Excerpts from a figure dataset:
++++++++++++++++++++
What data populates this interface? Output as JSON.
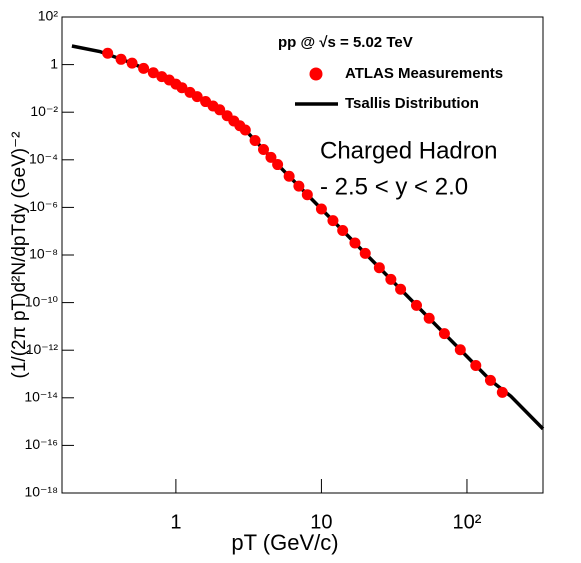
{
  "chart_data": {
    "type": "scatter",
    "subtitle": "pp @ √s = 5.02 TeV",
    "annotations": [
      "Charged Hadron",
      "- 2.5 < y < 2.0"
    ],
    "x_label": "pT (GeV/c)",
    "y_label": "(1/(2π pT)d²N/dpTdy (GeV)⁻²",
    "xlog": true,
    "ylog": true,
    "xlim": [
      0.165,
      333
    ],
    "ylim": [
      1e-18,
      100
    ],
    "xticks": [
      1,
      10,
      {
        "value": 100,
        "label": "10²"
      }
    ],
    "yticks": [
      {
        "value": 1e-18,
        "label": "10⁻¹⁸"
      },
      {
        "value": 1e-16,
        "label": "10⁻¹⁶"
      },
      {
        "value": 1e-14,
        "label": "10⁻¹⁴"
      },
      {
        "value": 1e-12,
        "label": "10⁻¹²"
      },
      {
        "value": 1e-10,
        "label": "10⁻¹⁰"
      },
      {
        "value": 1e-08,
        "label": "10⁻⁸"
      },
      {
        "value": 1e-06,
        "label": "10⁻⁶"
      },
      {
        "value": 0.0001,
        "label": "10⁻⁴"
      },
      {
        "value": 0.01,
        "label": "10⁻²"
      },
      1,
      {
        "value": 100,
        "label": "10²"
      }
    ],
    "series": [
      {
        "name": "ATLAS Measurements",
        "color": "#ff0000",
        "type": "scatter",
        "x": [
          0.34,
          0.42,
          0.5,
          0.6,
          0.7,
          0.8,
          0.9,
          1.0,
          1.1,
          1.25,
          1.4,
          1.6,
          1.8,
          2.0,
          2.25,
          2.5,
          2.75,
          3.0,
          3.5,
          4.0,
          4.5,
          5.0,
          6.0,
          7.0,
          8.0,
          10,
          12,
          14,
          17,
          20,
          25,
          30,
          35,
          45,
          55,
          70,
          90,
          115,
          145,
          175
        ],
        "values": [
          3.0,
          1.67,
          1.15,
          0.693,
          0.453,
          0.313,
          0.226,
          0.151,
          0.107,
          0.0679,
          0.0453,
          0.028,
          0.0183,
          0.0126,
          0.00713,
          0.00429,
          0.0027,
          0.00178,
          0.000649,
          0.000271,
          0.000126,
          6.31e-05,
          2.04e-05,
          7.83e-06,
          3.42e-06,
          8.59e-07,
          2.77e-07,
          1.07e-07,
          3.21e-08,
          1.17e-08,
          2.93e-09,
          9.46e-10,
          3.64e-10,
          7.66e-11,
          2.21e-11,
          4.95e-12,
          1.04e-12,
          2.28e-13,
          5.41e-14,
          1.69e-14
        ]
      },
      {
        "name": "Tsallis Distribution",
        "color": "#000000",
        "type": "line",
        "x": [
          0.193,
          0.3,
          0.5,
          0.7,
          1,
          1.4,
          2,
          3,
          4,
          5,
          7,
          10,
          20,
          30,
          50,
          70,
          100,
          145,
          200,
          333
        ],
        "values": [
          6.03,
          3.54,
          1.15,
          0.453,
          0.151,
          0.0453,
          0.0126,
          0.00178,
          0.000271,
          6.31e-05,
          7.83e-06,
          8.59e-07,
          1.17e-08,
          9.46e-10,
          3.98e-11,
          4.95e-12,
          5.42e-13,
          5.41e-14,
          1.17e-14,
          4.94e-16
        ]
      }
    ]
  }
}
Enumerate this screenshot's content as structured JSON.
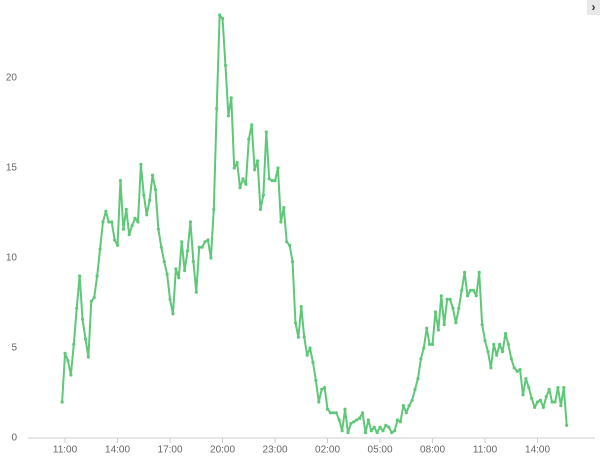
{
  "toggle_label": "›",
  "chart_data": {
    "type": "line",
    "color": "#5ec878",
    "x": [
      650,
      660,
      670,
      680,
      690,
      700,
      710,
      720,
      730,
      740,
      750,
      760,
      770,
      780,
      790,
      800,
      810,
      820,
      830,
      840,
      850,
      860,
      870,
      880,
      890,
      900,
      910,
      920,
      930,
      940,
      950,
      960,
      970,
      980,
      990,
      1000,
      1010,
      1020,
      1030,
      1040,
      1050,
      1060,
      1070,
      1080,
      1090,
      1100,
      1110,
      1120,
      1130,
      1140,
      1150,
      1160,
      1170,
      1180,
      1190,
      1200,
      1210,
      1220,
      1230,
      1240,
      1250,
      1260,
      1270,
      1280,
      1290,
      1300,
      1310,
      1320,
      1330,
      1340,
      1350,
      1360,
      1370,
      1380,
      1390,
      1400,
      1410,
      1420,
      1430,
      1440,
      1450,
      1460,
      1470,
      1480,
      1490,
      1500,
      1510,
      1520,
      1530,
      1540,
      1550,
      1560,
      1570,
      1580,
      1590,
      1600,
      1610,
      1620,
      1630,
      1640,
      1650,
      1660,
      1670,
      1680,
      1690,
      1700,
      1710,
      1720,
      1730,
      1740,
      1750,
      1760,
      1770,
      1780,
      1790,
      1800,
      1810,
      1820,
      1830,
      1840,
      1850,
      1860,
      1870,
      1880,
      1890,
      1900,
      1910,
      1920,
      1930,
      1940,
      1950,
      1960,
      1970,
      1980,
      1990,
      2000,
      2010,
      2020,
      2030,
      2040,
      2050,
      2060,
      2070,
      2080,
      2090,
      2100,
      2110,
      2120,
      2130,
      2140,
      2150,
      2160,
      2170,
      2180,
      2190,
      2200,
      2210,
      2220,
      2230,
      2240,
      2250,
      2260,
      2270,
      2280,
      2290,
      2300,
      2310,
      2320,
      2330,
      2340,
      2350,
      2360,
      2370,
      2380
    ],
    "values": [
      2.0,
      4.7,
      4.3,
      3.5,
      5.2,
      7.2,
      9.0,
      6.6,
      5.5,
      4.5,
      7.6,
      7.8,
      9.0,
      10.5,
      12.0,
      12.6,
      12.0,
      12.0,
      11.0,
      10.7,
      14.3,
      11.6,
      12.7,
      11.3,
      11.8,
      12.2,
      12.0,
      15.2,
      13.5,
      12.4,
      13.2,
      14.6,
      13.8,
      11.6,
      10.6,
      9.8,
      9.1,
      7.7,
      6.9,
      9.4,
      8.9,
      10.9,
      9.3,
      10.4,
      12.0,
      9.8,
      8.1,
      10.6,
      10.6,
      10.9,
      11.0,
      10.0,
      12.7,
      18.3,
      23.5,
      23.3,
      20.7,
      17.9,
      18.9,
      15.0,
      15.3,
      13.9,
      14.4,
      14.1,
      16.6,
      17.4,
      14.9,
      15.4,
      12.7,
      13.5,
      17.0,
      14.4,
      14.3,
      14.3,
      15.0,
      12.0,
      12.8,
      10.9,
      10.7,
      9.8,
      6.4,
      5.6,
      7.3,
      5.6,
      4.6,
      5.0,
      4.2,
      3.2,
      2.0,
      2.7,
      2.8,
      1.6,
      1.4,
      1.4,
      1.4,
      1.0,
      0.4,
      1.6,
      0.3,
      0.8,
      0.9,
      1.0,
      1.1,
      1.4,
      0.3,
      1.0,
      0.4,
      0.6,
      0.3,
      0.6,
      0.4,
      0.7,
      0.6,
      0.3,
      0.4,
      1.0,
      0.9,
      1.8,
      1.4,
      1.8,
      2.1,
      2.7,
      3.3,
      4.4,
      5.0,
      6.1,
      5.2,
      5.2,
      7.0,
      6.0,
      7.9,
      6.3,
      7.7,
      7.7,
      7.2,
      6.4,
      7.2,
      8.2,
      9.2,
      7.9,
      8.2,
      8.2,
      7.9,
      9.2,
      6.3,
      5.4,
      4.8,
      3.9,
      5.2,
      4.6,
      5.2,
      4.8,
      5.8,
      5.2,
      4.4,
      3.9,
      3.7,
      3.8,
      2.4,
      3.3,
      2.8,
      2.2,
      1.7,
      2.0,
      2.1,
      1.7,
      2.3,
      2.7,
      2.0,
      2.0,
      2.8,
      1.8,
      2.8,
      0.7
    ],
    "xlim": [
      533,
      2477
    ],
    "xticks": [
      {
        "value": 660,
        "label": "11:00"
      },
      {
        "value": 840,
        "label": "14:00"
      },
      {
        "value": 1020,
        "label": "17:00"
      },
      {
        "value": 1200,
        "label": "20:00"
      },
      {
        "value": 1380,
        "label": "23:00"
      },
      {
        "value": 1560,
        "label": "02:00"
      },
      {
        "value": 1740,
        "label": "05:00"
      },
      {
        "value": 1920,
        "label": "08:00"
      },
      {
        "value": 2100,
        "label": "11:00"
      },
      {
        "value": 2280,
        "label": "14:00"
      }
    ],
    "ylim": [
      0,
      24
    ],
    "yticks": [
      0,
      5,
      10,
      15,
      20
    ],
    "grid": false
  }
}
++++++++++++++++++++
• What to work on: Which lines contain "name"? Copy each of them.

• Result of this exercise:
        "name": "ATLAS Measurements",
        "name": "Tsallis Distribution",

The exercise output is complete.